ページ抜粋 =

さらに高齢者サービスを満たすだけの給付=社会保障費の急増も避けられません。
ただでさえ少子化で若者の数が減少している中でこうした様々な問題が噴出する事を「2025年問題」といいます。
2025年の崖(ITシステムの老朽化)とは?
『2025年の崖』は日本企業のITシステムが老朽化する事で予想されている問題です。
この言葉は2018年に経済産業省が発表した、「DX(デジタルトランスフォーメーション)レポート」の中で使われておりIT業界に大きな衝撃を与えました。
日本企業が使っている既存の古いITシステムは老朽化・複雑化しておりブラックボックス化が課題となっています。
非効率で古いシステムのことをレガシーシステムと言い、20年以上経過したシステムを多くの企業で利用されています。
問題は基幹システムと言われる根本のシステムであるため不具合があると大変です。

演習課題 =
A - 抜粋をもとに、次の問いに答えてください。
(i) 経済産業省が「2025年の崖」という言葉を使ったレポートを発表したのは何年ですか。
(ii) 非効率で古いシステムは何と呼ばれていますか。
(iii) 若者の数が減る中で様々な問題が噴出することを何といいますか。
B - 抜粋のうち、「2025年の崖(ITシステムの老朽化)とは?」で始まり「問題は基幹システムと言われる根本のシステムであるため不具合があると大変です。」で終わる部分を、一字も変えずにそのまま返してください。
この抜粋に書かれた内容だけを手がかりにしてください。

利用できるデータ =
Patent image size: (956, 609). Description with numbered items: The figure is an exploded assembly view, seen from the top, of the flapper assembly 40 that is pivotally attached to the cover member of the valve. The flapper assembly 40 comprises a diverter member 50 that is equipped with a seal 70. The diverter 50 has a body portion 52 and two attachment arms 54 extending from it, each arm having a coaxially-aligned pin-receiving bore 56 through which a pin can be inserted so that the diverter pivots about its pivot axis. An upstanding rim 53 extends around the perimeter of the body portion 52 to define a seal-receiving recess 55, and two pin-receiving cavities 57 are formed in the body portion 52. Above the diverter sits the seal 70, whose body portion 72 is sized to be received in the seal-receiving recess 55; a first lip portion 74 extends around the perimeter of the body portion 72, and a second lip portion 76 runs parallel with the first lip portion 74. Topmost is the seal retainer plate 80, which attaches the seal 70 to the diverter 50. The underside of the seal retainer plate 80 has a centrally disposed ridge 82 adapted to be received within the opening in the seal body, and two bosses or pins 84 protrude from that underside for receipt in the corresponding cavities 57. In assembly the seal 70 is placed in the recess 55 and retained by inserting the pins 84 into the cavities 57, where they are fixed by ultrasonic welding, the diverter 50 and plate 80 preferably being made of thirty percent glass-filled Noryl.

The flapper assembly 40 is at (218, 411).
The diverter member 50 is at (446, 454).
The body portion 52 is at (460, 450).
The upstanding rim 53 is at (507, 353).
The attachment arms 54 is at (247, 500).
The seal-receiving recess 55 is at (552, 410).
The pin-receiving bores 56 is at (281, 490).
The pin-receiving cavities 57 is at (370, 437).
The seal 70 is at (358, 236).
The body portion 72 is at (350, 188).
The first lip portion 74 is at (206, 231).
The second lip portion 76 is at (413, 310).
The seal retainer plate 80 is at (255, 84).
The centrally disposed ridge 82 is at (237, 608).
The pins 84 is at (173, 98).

課題ごとの解答 =
A -
(i) 2018年
(ii) レガシーシステム
(iii) 「2025年問題」

B -
2025年の崖(ITシステムの老朽化)とは?
『2025年の崖』は日本企業のITシステムが老朽化する事で予想されている問題です。
この言葉は2018年に経済産業省が発表した、「DX(デジタルトランスフォーメーション)レポート」の中で使われておりIT業界に大きな衝撃を与えました。
日本企業が使っている既存の古いITシステムは老朽化・複雑化しておりブラックボックス化が課題となっています。
非効率で古いシステムのことをレガシーシステムと言い、20年以上経過したシステムを多くの企業で利用されています。
問題は基幹システムと言われる根本のシステムであるため不具合があると大変です。